[Begin Dataset content]

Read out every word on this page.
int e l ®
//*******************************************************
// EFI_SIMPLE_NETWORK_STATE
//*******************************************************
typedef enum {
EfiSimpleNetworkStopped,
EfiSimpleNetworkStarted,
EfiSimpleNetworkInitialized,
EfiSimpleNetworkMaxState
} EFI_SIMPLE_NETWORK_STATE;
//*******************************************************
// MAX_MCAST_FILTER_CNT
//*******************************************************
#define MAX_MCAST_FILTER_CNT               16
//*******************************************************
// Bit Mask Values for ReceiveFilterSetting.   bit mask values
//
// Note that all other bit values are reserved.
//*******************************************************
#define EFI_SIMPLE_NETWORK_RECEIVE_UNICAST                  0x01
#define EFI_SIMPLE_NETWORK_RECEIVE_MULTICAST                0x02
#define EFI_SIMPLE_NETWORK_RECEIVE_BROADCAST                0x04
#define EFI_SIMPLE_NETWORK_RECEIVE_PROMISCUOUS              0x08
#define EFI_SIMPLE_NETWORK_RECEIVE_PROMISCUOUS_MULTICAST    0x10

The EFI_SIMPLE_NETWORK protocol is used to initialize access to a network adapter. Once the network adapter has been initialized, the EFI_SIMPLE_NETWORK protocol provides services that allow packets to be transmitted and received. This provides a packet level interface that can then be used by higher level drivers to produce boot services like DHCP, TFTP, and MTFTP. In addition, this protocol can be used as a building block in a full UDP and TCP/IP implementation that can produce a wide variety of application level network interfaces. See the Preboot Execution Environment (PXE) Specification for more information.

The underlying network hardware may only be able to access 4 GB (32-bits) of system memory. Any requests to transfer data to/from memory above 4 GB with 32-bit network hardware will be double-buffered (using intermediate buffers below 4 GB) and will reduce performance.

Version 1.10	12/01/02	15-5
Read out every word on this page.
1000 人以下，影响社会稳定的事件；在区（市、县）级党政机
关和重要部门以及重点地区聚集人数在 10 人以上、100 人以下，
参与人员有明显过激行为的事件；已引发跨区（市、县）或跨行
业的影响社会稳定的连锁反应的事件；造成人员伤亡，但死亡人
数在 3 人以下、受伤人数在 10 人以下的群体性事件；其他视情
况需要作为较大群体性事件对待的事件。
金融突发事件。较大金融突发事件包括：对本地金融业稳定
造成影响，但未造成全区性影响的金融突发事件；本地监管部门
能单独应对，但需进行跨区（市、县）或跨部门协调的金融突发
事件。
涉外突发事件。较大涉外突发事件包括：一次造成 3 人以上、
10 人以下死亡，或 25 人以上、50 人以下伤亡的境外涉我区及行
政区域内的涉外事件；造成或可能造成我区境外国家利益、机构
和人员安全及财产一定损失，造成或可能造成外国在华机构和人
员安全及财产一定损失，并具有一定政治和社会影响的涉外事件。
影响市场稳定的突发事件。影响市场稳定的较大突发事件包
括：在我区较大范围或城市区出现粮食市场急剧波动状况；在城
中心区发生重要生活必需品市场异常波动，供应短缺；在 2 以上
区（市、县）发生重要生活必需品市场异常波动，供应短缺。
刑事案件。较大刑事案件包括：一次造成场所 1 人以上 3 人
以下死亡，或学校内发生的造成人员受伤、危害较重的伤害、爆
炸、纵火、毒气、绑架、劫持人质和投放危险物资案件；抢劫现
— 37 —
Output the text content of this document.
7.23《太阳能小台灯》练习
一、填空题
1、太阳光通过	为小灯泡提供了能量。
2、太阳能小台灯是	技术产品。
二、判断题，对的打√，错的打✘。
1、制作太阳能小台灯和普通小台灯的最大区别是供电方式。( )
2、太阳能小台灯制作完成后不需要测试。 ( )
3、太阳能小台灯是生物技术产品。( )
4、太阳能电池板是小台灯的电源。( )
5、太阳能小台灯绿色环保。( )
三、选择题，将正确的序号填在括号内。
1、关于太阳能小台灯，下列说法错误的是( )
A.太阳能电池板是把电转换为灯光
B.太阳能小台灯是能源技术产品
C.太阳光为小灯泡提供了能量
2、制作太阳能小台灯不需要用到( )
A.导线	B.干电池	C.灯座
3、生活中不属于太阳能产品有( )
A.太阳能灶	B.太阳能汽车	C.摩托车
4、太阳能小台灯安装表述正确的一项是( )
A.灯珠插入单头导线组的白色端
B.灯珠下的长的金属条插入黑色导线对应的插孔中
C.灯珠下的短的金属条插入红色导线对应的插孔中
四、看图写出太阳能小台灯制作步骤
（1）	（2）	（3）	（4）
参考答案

[End Dataset content]

◆ Work to do
List each line of the entries that holds the string "define".

◆ Correct output
#define MAX_MCAST_FILTER_CNT               16
#define EFI_SIMPLE_NETWORK_RECEIVE_UNICAST                  0x01
#define EFI_SIMPLE_NETWORK_RECEIVE_MULTICAST                0x02
#define EFI_SIMPLE_NETWORK_RECEIVE_BROADCAST                0x04
#define EFI_SIMPLE_NETWORK_RECEIVE_PROMISCUOUS              0x08
#define EFI_SIMPLE_NETWORK_RECEIVE_PROMISCUOUS_MULTICAST    0x10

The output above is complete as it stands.